— Exercise instructions —
Scan the data below and pick out the lines containing the word "Субсидия".

— Dataset entries —
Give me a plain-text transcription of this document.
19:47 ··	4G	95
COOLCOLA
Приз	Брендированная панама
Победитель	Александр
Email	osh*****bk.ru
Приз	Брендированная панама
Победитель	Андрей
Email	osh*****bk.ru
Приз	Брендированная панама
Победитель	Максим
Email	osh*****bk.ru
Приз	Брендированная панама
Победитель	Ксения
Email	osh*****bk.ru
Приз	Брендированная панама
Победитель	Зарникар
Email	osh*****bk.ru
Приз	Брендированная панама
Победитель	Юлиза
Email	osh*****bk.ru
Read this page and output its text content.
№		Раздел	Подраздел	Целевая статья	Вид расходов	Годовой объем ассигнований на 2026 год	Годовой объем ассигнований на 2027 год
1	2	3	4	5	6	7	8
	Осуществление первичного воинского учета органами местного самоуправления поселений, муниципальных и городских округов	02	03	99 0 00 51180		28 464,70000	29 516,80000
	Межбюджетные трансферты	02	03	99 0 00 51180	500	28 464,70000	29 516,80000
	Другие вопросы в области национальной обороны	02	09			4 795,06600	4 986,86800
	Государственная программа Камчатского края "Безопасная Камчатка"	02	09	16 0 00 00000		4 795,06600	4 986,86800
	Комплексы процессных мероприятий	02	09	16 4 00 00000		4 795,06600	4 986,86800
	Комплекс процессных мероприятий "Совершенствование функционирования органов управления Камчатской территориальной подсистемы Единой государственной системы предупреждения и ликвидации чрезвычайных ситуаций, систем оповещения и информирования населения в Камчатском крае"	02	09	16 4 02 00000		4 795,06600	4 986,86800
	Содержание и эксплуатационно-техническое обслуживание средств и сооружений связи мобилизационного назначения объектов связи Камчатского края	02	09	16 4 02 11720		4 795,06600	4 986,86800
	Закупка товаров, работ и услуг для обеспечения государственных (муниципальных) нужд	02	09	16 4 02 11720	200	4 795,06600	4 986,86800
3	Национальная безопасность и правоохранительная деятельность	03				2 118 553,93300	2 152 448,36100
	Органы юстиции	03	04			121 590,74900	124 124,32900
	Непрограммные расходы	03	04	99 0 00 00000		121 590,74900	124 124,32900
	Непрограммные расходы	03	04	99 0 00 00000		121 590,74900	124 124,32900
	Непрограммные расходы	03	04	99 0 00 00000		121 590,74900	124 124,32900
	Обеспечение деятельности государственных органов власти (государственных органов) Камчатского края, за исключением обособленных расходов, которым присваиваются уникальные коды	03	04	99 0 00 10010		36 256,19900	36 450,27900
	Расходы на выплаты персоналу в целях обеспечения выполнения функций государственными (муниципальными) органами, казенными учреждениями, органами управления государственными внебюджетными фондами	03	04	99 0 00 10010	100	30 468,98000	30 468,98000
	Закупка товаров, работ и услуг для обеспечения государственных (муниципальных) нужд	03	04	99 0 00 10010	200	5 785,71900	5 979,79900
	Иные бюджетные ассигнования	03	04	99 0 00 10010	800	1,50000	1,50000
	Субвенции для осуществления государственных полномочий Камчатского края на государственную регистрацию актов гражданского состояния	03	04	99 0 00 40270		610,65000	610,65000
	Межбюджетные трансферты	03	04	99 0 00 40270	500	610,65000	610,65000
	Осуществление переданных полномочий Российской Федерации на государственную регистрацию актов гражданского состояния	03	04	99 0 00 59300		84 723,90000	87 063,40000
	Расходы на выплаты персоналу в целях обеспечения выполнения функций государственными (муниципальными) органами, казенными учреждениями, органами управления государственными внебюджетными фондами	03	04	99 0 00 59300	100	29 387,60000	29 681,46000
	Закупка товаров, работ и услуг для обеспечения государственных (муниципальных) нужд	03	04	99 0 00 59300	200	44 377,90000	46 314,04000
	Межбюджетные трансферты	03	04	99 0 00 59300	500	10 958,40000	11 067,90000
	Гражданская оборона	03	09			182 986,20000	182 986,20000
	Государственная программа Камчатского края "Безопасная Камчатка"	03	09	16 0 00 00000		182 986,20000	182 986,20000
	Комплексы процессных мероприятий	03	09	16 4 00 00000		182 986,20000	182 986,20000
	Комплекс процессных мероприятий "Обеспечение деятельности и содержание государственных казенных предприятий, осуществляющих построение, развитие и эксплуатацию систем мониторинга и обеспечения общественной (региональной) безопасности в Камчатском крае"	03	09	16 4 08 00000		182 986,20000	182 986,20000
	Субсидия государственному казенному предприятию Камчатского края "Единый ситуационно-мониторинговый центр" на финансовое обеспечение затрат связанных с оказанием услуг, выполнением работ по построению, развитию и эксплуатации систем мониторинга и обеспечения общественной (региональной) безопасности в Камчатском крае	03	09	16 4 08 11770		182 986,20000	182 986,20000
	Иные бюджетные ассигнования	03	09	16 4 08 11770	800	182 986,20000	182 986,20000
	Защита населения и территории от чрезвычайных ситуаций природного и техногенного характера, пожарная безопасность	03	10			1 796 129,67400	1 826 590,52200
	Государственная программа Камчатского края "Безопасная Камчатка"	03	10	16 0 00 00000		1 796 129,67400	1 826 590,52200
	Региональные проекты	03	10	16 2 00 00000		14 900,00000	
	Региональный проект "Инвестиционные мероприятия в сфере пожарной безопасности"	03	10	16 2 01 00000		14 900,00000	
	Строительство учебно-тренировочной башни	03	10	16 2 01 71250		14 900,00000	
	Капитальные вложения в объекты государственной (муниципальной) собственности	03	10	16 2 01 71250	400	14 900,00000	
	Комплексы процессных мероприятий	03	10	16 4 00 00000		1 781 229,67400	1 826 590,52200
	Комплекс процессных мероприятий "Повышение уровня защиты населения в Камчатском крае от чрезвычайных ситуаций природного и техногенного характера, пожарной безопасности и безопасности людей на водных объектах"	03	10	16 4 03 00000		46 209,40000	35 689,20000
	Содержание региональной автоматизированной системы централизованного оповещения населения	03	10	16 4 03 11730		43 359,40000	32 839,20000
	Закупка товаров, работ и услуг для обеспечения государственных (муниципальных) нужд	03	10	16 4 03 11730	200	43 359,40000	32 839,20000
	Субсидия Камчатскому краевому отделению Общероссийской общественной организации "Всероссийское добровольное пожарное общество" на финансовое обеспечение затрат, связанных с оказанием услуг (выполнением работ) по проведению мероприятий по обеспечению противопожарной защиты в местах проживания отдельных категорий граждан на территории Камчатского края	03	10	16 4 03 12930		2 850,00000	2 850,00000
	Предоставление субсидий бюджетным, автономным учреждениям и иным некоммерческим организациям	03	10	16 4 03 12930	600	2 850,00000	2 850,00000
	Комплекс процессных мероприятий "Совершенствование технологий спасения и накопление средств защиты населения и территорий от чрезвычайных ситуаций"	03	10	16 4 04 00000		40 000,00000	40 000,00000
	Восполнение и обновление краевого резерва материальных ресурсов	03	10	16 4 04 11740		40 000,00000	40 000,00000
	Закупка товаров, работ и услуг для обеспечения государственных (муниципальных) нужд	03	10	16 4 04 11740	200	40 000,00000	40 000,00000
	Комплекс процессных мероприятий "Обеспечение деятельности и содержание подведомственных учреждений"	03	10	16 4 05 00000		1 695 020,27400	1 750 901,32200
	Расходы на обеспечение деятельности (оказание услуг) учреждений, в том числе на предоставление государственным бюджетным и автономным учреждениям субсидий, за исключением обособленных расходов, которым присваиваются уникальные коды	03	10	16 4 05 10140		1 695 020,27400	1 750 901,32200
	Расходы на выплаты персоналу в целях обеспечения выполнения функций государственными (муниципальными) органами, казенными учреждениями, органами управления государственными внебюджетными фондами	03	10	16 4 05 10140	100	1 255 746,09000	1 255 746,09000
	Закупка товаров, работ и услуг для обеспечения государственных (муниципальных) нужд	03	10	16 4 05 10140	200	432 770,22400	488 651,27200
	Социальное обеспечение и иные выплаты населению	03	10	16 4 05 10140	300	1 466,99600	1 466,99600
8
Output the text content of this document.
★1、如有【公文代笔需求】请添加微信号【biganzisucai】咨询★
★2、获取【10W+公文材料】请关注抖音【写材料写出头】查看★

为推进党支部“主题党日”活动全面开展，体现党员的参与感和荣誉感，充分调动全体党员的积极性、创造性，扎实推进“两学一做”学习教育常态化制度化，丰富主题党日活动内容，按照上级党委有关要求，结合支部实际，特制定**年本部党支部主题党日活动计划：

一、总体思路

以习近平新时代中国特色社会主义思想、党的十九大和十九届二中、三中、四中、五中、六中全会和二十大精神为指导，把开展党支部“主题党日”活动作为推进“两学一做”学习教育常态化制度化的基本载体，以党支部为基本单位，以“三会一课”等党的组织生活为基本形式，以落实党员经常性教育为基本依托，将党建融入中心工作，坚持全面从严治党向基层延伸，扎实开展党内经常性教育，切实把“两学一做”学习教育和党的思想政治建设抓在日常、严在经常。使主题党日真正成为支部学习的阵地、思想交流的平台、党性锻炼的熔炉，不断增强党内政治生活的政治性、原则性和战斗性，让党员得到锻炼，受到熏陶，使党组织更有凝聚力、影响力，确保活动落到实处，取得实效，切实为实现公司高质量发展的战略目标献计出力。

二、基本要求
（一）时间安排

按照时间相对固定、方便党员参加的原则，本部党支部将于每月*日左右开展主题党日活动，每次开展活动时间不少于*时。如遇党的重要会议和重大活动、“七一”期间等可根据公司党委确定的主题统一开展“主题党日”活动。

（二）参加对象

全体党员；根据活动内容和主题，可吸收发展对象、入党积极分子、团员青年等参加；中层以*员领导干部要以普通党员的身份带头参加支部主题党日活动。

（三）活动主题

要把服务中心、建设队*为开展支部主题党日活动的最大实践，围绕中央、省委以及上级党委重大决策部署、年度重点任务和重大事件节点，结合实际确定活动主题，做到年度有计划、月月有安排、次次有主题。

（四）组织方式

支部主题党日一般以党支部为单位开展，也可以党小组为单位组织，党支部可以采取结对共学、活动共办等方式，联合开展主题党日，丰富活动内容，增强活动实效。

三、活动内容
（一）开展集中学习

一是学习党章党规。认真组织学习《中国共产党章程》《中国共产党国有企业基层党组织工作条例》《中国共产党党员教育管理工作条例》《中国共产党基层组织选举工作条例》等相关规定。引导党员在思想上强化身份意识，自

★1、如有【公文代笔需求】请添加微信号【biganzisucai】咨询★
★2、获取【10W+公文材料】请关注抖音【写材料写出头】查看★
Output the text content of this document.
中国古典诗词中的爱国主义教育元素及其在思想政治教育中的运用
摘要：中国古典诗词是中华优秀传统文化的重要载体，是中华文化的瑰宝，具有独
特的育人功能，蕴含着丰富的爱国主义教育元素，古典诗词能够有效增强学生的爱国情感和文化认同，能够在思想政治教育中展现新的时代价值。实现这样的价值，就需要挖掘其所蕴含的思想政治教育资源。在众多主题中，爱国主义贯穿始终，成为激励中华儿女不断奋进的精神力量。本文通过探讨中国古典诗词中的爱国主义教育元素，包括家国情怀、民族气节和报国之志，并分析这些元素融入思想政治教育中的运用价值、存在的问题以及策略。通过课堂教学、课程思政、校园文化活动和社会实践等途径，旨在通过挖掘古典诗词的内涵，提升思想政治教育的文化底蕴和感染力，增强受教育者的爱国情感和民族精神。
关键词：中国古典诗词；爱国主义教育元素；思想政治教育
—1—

— Expected answer —
	Субсидия государственному казенному предприятию Камчатского края "Единый ситуационно-мониторинговый центр" на финансовое обеспечение затрат связанных с оказанием услуг, выполнением работ по построению, развитию и эксплуатации систем мониторинга и обеспечения общественной (региональной) безопасности в Камчатском крае	03	09	16 4 08 11770		182 986,20000	182 986,20000
	Субсидия Камчатскому краевому отделению Общероссийской общественной организации "Всероссийское добровольное пожарное общество" на финансовое обеспечение затрат, связанных с оказанием услуг (выполнением работ) по проведению мероприятий по обеспечению противопожарной защиты в местах проживания отдельных категорий граждан на территории Камчатского края	03	10	16 4 03 12930		2 850,00000	2 850,00000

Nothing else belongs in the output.